__Input material__
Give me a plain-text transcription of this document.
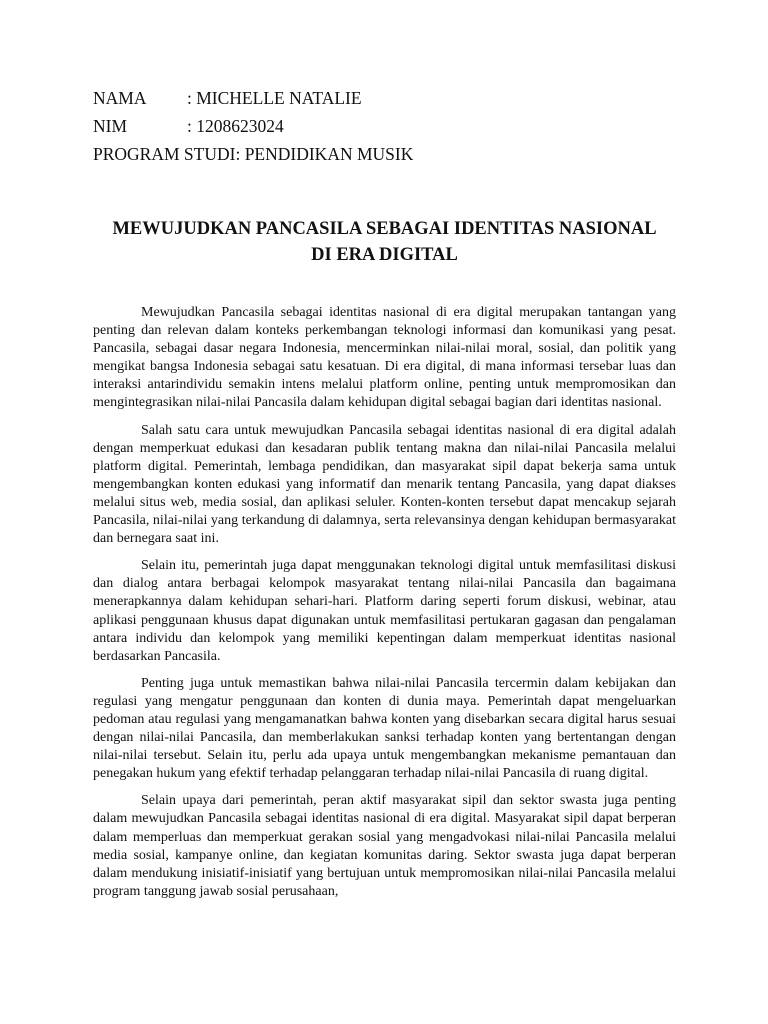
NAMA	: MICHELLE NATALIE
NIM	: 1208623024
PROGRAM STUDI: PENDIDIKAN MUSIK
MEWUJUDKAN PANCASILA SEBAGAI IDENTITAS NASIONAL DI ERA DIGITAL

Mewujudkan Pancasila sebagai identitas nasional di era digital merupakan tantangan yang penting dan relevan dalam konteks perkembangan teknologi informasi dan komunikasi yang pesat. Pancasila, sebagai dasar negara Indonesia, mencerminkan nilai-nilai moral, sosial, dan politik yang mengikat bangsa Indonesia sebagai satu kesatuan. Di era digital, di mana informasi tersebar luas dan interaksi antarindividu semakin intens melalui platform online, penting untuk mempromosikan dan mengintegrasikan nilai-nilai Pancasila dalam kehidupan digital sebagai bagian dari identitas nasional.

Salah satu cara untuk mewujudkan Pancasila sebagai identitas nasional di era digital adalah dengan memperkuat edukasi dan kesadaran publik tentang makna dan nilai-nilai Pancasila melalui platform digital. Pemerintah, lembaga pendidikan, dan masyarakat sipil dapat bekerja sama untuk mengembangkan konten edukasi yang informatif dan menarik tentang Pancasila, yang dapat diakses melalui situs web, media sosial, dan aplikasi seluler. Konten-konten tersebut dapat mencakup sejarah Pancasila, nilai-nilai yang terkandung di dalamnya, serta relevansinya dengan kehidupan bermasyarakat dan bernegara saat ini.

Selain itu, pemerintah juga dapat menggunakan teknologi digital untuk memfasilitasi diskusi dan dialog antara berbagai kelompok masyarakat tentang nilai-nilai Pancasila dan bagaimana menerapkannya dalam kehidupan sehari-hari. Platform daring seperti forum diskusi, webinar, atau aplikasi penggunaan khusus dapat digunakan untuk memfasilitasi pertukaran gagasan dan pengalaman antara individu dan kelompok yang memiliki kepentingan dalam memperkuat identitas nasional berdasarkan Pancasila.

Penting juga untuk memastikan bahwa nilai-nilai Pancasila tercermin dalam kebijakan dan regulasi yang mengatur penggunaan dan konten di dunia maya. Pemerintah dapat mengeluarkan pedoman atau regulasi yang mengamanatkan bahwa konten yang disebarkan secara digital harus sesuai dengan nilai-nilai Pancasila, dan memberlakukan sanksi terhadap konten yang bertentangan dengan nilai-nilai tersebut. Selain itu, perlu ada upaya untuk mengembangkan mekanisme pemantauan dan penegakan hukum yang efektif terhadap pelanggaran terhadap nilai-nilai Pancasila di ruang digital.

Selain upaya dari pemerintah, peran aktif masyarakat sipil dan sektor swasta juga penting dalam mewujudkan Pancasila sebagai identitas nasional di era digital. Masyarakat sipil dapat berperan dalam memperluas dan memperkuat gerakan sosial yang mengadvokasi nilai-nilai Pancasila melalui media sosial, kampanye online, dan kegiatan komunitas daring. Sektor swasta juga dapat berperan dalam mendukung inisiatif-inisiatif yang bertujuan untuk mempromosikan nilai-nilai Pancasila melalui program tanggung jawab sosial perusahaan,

__Problem statement__
The word "sipil" may turn up on some lines of these records; say how many, with no other words.

__Answer to the problem__
2